Wednesday, 16 April 2014

Glos in with a fighting chance after David Payne batting masterclass

Day 3: Gloucestershire 304 and 308 for 9 v Hampshire 422.

Gloucestershire will begin day 4 against Hampshire with a glimmer of hope of victory thanks to a gritty 84 not out from Hamish O'Marshall and some late order biffing by James Fuller and David Payne.

Earlier in the afternoon Glos had slumped to 216 for 8, but a partnership of 92 between Marshall and Payne has at least given Gloucestershire's boundary board bowlers a fighting chance.

Marshall in particular showed real application in his 193 ball vigil as he managed to occupy the crease whilst watching wickets tumble at the other end. The decision to field only 5 batsmen always leaves you vulnerable to collapses and when Gidders departed for a fluent 72 Glos went from 124 for 3 to 216 for 8. Not quite the 5 wickets for 12 runs of the first innings, and in these terms an over 400% increase in the return for 5 wickets. Still, it's hardly the stuff of champions. David Payne proceed to then show exactly when he was in the side with a superb knock of 44 including two reverse swept boundaries from the part time off spin of Michael Carberry. Having heard the news that Sam Robson had made a hundred for Middlesex we presume Carberry is now eyeing up the vacant spinners role as his only chance of ever playing test cricket again.

Earlier in the day Matt Taylor took his first first class 5 wicket haul and finished with excellent figures of 5 for 75. Hopefully the start of more to come from the promising young left armer.

EXERCISE REQUIREMENTS
Summarize the cricket match report in two sentences. None of the data plays any part in this.

INFORMATION SHOWN
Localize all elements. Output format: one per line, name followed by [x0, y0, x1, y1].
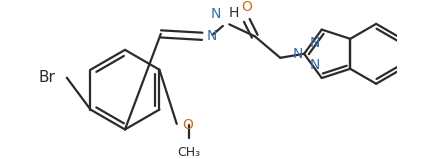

ANSWER
After slumping to 216 for 8, Gloucestershire reached 308 for 9 by the end of day 3 against Hampshire, helped by Hamish O'Marshall's 84 not out and a superb 44 from David Payne, which gave them a glimmer of hope of victory. Earlier in the day, Matt Taylor took his first first-class five-wicket haul, finishing with 5 for 75.